┌─ Study material

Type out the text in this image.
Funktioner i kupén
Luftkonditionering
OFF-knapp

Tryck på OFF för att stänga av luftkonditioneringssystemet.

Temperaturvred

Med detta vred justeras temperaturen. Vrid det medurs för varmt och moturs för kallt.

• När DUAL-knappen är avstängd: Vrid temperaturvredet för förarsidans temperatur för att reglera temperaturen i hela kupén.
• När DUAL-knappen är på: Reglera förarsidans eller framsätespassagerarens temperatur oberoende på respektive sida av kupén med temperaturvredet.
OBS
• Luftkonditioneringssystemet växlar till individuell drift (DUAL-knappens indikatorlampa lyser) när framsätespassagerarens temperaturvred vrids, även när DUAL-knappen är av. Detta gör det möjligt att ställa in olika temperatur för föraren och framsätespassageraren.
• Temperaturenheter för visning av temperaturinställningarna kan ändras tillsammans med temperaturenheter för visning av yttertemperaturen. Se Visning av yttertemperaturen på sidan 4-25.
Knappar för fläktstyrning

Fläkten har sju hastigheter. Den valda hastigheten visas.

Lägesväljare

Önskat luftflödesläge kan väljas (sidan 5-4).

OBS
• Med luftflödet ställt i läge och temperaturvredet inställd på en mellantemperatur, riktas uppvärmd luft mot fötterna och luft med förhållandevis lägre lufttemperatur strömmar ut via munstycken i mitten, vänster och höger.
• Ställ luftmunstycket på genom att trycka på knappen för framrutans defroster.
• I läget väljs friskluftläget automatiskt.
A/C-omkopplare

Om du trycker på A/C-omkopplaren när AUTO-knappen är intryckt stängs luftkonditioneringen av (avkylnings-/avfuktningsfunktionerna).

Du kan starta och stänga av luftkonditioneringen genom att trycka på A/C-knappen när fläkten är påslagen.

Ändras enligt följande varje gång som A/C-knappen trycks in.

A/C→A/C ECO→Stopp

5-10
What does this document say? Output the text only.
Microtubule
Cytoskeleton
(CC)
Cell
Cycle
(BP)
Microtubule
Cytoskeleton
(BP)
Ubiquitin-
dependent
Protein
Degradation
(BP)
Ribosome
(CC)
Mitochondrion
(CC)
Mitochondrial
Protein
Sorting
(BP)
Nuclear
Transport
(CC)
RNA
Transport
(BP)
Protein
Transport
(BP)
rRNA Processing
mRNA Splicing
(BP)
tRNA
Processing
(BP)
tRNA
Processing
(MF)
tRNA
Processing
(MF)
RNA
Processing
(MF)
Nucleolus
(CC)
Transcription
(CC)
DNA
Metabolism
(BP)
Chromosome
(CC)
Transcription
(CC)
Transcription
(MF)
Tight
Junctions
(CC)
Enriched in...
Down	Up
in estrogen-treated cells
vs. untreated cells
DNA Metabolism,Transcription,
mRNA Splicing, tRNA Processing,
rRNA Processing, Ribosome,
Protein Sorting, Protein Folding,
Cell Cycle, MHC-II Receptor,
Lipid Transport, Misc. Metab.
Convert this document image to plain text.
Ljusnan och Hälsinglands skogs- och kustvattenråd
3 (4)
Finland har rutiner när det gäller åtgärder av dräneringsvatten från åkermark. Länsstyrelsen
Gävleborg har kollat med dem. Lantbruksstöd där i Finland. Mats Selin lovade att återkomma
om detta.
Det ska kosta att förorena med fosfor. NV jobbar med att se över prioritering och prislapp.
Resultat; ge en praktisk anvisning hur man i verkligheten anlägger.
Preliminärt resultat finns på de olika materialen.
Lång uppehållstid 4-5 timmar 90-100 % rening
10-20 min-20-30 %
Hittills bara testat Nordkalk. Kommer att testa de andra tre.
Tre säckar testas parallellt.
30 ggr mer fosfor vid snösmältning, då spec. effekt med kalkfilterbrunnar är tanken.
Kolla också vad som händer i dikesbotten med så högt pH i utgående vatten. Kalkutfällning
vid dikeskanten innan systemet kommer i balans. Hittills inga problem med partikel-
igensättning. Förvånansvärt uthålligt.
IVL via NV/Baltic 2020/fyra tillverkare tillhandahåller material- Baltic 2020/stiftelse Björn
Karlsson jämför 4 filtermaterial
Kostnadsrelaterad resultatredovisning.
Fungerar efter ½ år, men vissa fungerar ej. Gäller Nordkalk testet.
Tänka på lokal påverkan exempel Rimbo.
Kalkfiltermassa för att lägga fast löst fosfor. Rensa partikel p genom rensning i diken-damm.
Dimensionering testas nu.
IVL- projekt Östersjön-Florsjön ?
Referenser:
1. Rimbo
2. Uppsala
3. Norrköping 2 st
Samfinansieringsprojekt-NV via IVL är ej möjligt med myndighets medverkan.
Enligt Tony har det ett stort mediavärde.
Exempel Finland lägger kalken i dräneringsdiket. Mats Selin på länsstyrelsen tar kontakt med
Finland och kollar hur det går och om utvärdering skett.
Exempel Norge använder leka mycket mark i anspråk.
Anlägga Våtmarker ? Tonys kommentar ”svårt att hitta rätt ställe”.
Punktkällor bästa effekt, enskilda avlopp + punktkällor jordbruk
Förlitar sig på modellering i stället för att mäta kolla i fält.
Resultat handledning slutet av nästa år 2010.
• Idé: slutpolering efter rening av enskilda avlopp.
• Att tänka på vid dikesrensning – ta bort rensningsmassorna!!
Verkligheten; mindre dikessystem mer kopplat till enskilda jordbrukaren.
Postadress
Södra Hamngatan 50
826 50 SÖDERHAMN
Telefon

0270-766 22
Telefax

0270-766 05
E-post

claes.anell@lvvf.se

└─

What the task asks –
For this exercise, copy each line from the listing above that has the word "Splicing".

Response to the task –
mRNA Splicing
mRNA Splicing, tRNA Processing,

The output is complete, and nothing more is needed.